- _Instruction_:
Copy each line below without leaving any out.

- _Data for the task_:
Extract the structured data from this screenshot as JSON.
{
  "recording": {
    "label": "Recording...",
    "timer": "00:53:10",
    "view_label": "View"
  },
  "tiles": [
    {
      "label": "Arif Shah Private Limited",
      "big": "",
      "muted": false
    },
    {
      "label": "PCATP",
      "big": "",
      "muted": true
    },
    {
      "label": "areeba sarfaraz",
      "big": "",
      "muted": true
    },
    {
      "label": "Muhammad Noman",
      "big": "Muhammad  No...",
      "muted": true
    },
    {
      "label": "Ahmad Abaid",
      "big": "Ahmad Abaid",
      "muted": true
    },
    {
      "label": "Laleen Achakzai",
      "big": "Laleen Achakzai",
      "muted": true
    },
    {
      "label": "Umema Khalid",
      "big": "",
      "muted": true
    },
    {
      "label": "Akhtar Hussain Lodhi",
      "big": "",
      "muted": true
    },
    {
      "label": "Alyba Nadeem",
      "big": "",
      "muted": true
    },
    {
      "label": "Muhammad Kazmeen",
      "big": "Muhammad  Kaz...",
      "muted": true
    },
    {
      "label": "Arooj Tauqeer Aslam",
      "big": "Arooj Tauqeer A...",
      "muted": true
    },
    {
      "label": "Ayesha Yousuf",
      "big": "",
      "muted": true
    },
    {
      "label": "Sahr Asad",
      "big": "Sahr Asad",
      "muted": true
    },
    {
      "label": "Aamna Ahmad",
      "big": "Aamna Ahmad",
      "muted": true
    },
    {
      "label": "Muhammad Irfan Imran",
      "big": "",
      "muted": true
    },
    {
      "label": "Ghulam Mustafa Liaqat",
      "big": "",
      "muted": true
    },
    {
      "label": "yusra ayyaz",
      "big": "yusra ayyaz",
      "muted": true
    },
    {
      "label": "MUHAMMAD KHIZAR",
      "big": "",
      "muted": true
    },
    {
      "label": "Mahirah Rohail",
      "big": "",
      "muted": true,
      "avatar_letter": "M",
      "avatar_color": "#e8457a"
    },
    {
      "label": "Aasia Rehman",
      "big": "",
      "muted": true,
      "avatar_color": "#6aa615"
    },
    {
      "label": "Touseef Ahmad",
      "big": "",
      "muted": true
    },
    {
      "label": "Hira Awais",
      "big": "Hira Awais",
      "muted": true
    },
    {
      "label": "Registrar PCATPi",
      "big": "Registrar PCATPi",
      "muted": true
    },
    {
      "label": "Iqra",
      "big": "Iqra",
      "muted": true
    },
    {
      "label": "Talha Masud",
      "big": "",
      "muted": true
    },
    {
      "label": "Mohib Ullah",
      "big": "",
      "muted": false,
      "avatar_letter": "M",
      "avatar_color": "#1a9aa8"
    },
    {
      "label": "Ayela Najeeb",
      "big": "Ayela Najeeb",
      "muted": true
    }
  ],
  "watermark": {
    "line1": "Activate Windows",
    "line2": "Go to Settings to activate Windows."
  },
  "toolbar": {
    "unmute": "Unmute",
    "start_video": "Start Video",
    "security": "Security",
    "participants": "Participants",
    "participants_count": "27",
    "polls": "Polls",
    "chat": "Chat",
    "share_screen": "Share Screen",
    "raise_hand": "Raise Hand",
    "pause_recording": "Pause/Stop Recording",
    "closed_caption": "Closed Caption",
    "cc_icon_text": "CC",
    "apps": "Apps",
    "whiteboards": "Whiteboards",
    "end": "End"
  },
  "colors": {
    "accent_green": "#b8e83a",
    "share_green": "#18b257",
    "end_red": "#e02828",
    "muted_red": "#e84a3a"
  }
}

- _Written answer_:
Extract the structured data from this screenshot as JSON.
{
  "recording": {
    "label": "Recording...",
    "timer": "00:53:10",
    "view_label": "View"
  },
  "tiles": [
    {
      "label": "Arif Shah Private Limited",
      "big": "",
      "muted": false
    },
    {
      "label": "PCATP",
      "big": "",
      "muted": true
    },
    {
      "label": "areeba sarfaraz",
      "big": "",
      "muted": true
    },
    {
      "label": "Muhammad Noman",
      "big": "Muhammad  No...",
      "muted": true
    },
    {
      "label": "Ahmad Abaid",
      "big": "Ahmad Abaid",
      "muted": true
    },
    {
      "label": "Laleen Achakzai",
      "big": "Laleen Achakzai",
      "muted": true
    },
    {
      "label": "Umema Khalid",
      "big": "",
      "muted": true
    },
    {
      "label": "Akhtar Hussain Lodhi",
      "big": "",
      "muted": true
    },
    {
      "label": "Alyba Nadeem",
      "big": "",
      "muted": true
    },
    {
      "label": "Muhammad Kazmeen",
      "big": "Muhammad  Kaz...",
      "muted": true
    },
    {
      "label": "Arooj Tauqeer Aslam",
      "big": "Arooj Tauqeer A...",
      "muted": true
    },
    {
      "label": "Ayesha Yousuf",
      "big": "",
      "muted": true
    },
    {
      "label": "Sahr Asad",
      "big": "Sahr Asad",
      "muted": true
    },
    {
      "label": "Aamna Ahmad",
      "big": "Aamna Ahmad",
      "muted": true
    },
    {
      "label": "Muhammad Irfan Imran",
      "big": "",
      "muted": true
    },
    {
      "label": "Ghulam Mustafa Liaqat",
      "big": "",
      "muted": true
    },
    {
      "label": "yusra ayyaz",
      "big": "yusra ayyaz",
      "muted": true
    },
    {
      "label": "MUHAMMAD KHIZAR",
      "big": "",
      "muted": true
    },
    {
      "label": "Mahirah Rohail",
      "big": "",
      "muted": true,
      "avatar_letter": "M",
      "avatar_color": "#e8457a"
    },
    {
      "label": "Aasia Rehman",
      "big": "",
      "muted": true,
      "avatar_color": "#6aa615"
    },
    {
      "label": "Touseef Ahmad",
      "big": "",
      "muted": true
    },
    {
      "label": "Hira Awais",
      "big": "Hira Awais",
      "muted": true
    },
    {
      "label": "Registrar PCATPi",
      "big": "Registrar PCATPi",
      "muted": true
    },
    {
      "label": "Iqra",
      "big": "Iqra",
      "muted": true
    },
    {
      "label": "Talha Masud",
      "big": "",
      "muted": true
    },
    {
      "label": "Mohib Ullah",
      "big": "",
      "muted": false,
      "avatar_letter": "M",
      "avatar_color": "#1a9aa8"
    },
    {
      "label": "Ayela Najeeb",
      "big": "Ayela Najeeb",
      "muted": true
    }
  ],
  "watermark": {
    "line1": "Activate Windows",
    "line2": "Go to Settings to activate Windows."
  },
  "toolbar": {
    "unmute": "Unmute",
    "start_video": "Start Video",
    "security": "Security",
    "participants": "Participants",
    "participants_count": "27",
    "polls": "Polls",
    "chat": "Chat",
    "share_screen": "Share Screen",
    "raise_hand": "Raise Hand",
    "pause_recording": "Pause/Stop Recording",
    "closed_caption": "Closed Caption",
    "cc_icon_text": "CC",
    "apps": "Apps",
    "whiteboards": "Whiteboards",
    "end": "End"
  },
  "colors": {
    "accent_green": "#b8e83a",
    "share_green": "#18b257",
    "end_red": "#e02828",
    "muted_red": "#e84a3a"
  }
}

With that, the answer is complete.